Given problem
Transcribe every line, keeping it exact.
--- Start Extracted records ---
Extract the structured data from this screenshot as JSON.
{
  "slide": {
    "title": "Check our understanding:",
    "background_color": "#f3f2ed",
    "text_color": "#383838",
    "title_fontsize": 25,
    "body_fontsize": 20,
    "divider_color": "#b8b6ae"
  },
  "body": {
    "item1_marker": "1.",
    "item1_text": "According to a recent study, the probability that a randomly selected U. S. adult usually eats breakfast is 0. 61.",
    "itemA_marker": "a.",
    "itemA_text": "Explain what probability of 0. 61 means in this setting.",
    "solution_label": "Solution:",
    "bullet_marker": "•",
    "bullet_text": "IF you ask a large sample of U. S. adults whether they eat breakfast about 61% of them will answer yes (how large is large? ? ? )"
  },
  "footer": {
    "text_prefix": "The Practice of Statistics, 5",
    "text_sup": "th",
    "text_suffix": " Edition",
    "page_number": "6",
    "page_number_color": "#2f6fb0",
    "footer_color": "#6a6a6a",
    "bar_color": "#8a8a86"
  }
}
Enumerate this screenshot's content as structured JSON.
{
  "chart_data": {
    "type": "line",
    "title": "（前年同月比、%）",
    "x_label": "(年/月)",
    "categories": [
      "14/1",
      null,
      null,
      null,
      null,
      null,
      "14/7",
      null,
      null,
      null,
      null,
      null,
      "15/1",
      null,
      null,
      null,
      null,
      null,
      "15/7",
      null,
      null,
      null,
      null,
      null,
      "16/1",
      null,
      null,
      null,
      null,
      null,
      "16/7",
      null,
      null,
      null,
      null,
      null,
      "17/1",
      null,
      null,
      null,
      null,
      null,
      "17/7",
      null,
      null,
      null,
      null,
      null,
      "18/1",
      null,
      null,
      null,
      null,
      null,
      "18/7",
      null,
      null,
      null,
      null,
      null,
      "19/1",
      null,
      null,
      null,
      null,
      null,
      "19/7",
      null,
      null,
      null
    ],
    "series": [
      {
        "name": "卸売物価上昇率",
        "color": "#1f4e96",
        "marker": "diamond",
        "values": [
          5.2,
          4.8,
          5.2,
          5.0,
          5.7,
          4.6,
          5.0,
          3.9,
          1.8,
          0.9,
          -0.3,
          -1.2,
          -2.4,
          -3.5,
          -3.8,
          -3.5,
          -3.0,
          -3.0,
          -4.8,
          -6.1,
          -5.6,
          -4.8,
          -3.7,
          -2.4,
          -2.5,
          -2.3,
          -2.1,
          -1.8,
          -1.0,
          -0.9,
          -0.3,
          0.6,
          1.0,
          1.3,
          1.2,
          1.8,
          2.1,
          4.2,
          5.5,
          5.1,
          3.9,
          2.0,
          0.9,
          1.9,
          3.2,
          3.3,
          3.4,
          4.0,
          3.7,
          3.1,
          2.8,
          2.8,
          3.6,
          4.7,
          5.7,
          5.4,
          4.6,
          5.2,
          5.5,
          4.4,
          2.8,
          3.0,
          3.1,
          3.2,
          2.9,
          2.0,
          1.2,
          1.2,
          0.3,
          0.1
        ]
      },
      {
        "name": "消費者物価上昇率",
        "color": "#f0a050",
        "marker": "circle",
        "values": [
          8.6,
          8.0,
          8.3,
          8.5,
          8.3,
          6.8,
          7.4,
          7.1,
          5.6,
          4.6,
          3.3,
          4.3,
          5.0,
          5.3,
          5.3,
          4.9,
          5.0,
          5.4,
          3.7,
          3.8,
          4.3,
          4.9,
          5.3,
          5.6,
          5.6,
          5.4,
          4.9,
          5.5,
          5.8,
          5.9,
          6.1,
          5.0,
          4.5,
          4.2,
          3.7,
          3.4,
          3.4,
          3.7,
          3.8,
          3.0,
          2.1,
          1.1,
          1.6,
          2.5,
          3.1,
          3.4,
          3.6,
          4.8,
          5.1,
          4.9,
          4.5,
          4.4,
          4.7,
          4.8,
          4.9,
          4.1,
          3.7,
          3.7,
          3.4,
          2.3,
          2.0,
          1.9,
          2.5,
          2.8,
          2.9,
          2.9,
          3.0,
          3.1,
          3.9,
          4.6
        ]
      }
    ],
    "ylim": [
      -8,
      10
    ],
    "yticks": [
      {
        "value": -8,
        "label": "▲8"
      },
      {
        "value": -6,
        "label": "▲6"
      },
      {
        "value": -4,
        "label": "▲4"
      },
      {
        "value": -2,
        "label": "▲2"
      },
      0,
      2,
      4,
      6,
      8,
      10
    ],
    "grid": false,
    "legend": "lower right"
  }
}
--- End Extracted records ---
Finished task
Extract the structured data from this screenshot as JSON.
{
  "slide": {
    "title": "Check our understanding:",
    "background_color": "#f3f2ed",
    "text_color": "#383838",
    "title_fontsize": 25,
    "body_fontsize": 20,
    "divider_color": "#b8b6ae"
  },
  "body": {
    "item1_marker": "1.",
    "item1_text": "According to a recent study, the probability that a randomly selected U. S. adult usually eats breakfast is 0. 61.",
    "itemA_marker": "a.",
    "itemA_text": "Explain what probability of 0. 61 means in this setting.",
    "solution_label": "Solution:",
    "bullet_marker": "•",
    "bullet_text": "IF you ask a large sample of U. S. adults whether they eat breakfast about 61% of them will answer yes (how large is large? ? ? )"
  },
  "footer": {
    "text_prefix": "The Practice of Statistics, 5",
    "text_sup": "th",
    "text_suffix": " Edition",
    "page_number": "6",
    "page_number_color": "#2f6fb0",
    "footer_color": "#6a6a6a",
    "bar_color": "#8a8a86"
  }
}
Enumerate this screenshot's content as structured JSON.
{
  "chart_data": {
    "type": "line",
    "title": "（前年同月比、%）",
    "x_label": "(年/月)",
    "categories": [
      "14/1",
      null,
      null,
      null,
      null,
      null,
      "14/7",
      null,
      null,
      null,
      null,
      null,
      "15/1",
      null,
      null,
      null,
      null,
      null,
      "15/7",
      null,
      null,
      null,
      null,
      null,
      "16/1",
      null,
      null,
      null,
      null,
      null,
      "16/7",
      null,
      null,
      null,
      null,
      null,
      "17/1",
      null,
      null,
      null,
      null,
      null,
      "17/7",
      null,
      null,
      null,
      null,
      null,
      "18/1",
      null,
      null,
      null,
      null,
      null,
      "18/7",
      null,
      null,
      null,
      null,
      null,
      "19/1",
      null,
      null,
      null,
      null,
      null,
      "19/7",
      null,
      null,
      null
    ],
    "series": [
      {
        "name": "卸売物価上昇率",
        "color": "#1f4e96",
        "marker": "diamond",
        "values": [
          5.2,
          4.8,
          5.2,
          5.0,
          5.7,
          4.6,
          5.0,
          3.9,
          1.8,
          0.9,
          -0.3,
          -1.2,
          -2.4,
          -3.5,
          -3.8,
          -3.5,
          -3.0,
          -3.0,
          -4.8,
          -6.1,
          -5.6,
          -4.8,
          -3.7,
          -2.4,
          -2.5,
          -2.3,
          -2.1,
          -1.8,
          -1.0,
          -0.9,
          -0.3,
          0.6,
          1.0,
          1.3,
          1.2,
          1.8,
          2.1,
          4.2,
          5.5,
          5.1,
          3.9,
          2.0,
          0.9,
          1.9,
          3.2,
          3.3,
          3.4,
          4.0,
          3.7,
          3.1,
          2.8,
          2.8,
          3.6,
          4.7,
          5.7,
          5.4,
          4.6,
          5.2,
          5.5,
          4.4,
          2.8,
          3.0,
          3.1,
          3.2,
          2.9,
          2.0,
          1.2,
          1.2,
          0.3,
          0.1
        ]
      },
      {
        "name": "消費者物価上昇率",
        "color": "#f0a050",
        "marker": "circle",
        "values": [
          8.6,
          8.0,
          8.3,
          8.5,
          8.3,
          6.8,
          7.4,
          7.1,
          5.6,
          4.6,
          3.3,
          4.3,
          5.0,
          5.3,
          5.3,
          4.9,
          5.0,
          5.4,
          3.7,
          3.8,
          4.3,
          4.9,
          5.3,
          5.6,
          5.6,
          5.4,
          4.9,
          5.5,
          5.8,
          5.9,
          6.1,
          5.0,
          4.5,
          4.2,
          3.7,
          3.4,
          3.4,
          3.7,
          3.8,
          3.0,
          2.1,
          1.1,
          1.6,
          2.5,
          3.1,
          3.4,
          3.6,
          4.8,
          5.1,
          4.9,
          4.5,
          4.4,
          4.7,
          4.8,
          4.9,
          4.1,
          3.7,
          3.7,
          3.4,
          2.3,
          2.0,
          1.9,
          2.5,
          2.8,
          2.9,
          2.9,
          3.0,
          3.1,
          3.9,
          4.6
        ]
      }
    ],
    "ylim": [
      -8,
      10
    ],
    "yticks": [
      {
        "value": -8,
        "label": "▲8"
      },
      {
        "value": -6,
        "label": "▲6"
      },
      {
        "value": -4,
        "label": "▲4"
      },
      {
        "value": -2,
        "label": "▲2"
      },
      0,
      2,
      4,
      6,
      8,
      10
    ],
    "grid": false,
    "legend": "lower right"
  }
}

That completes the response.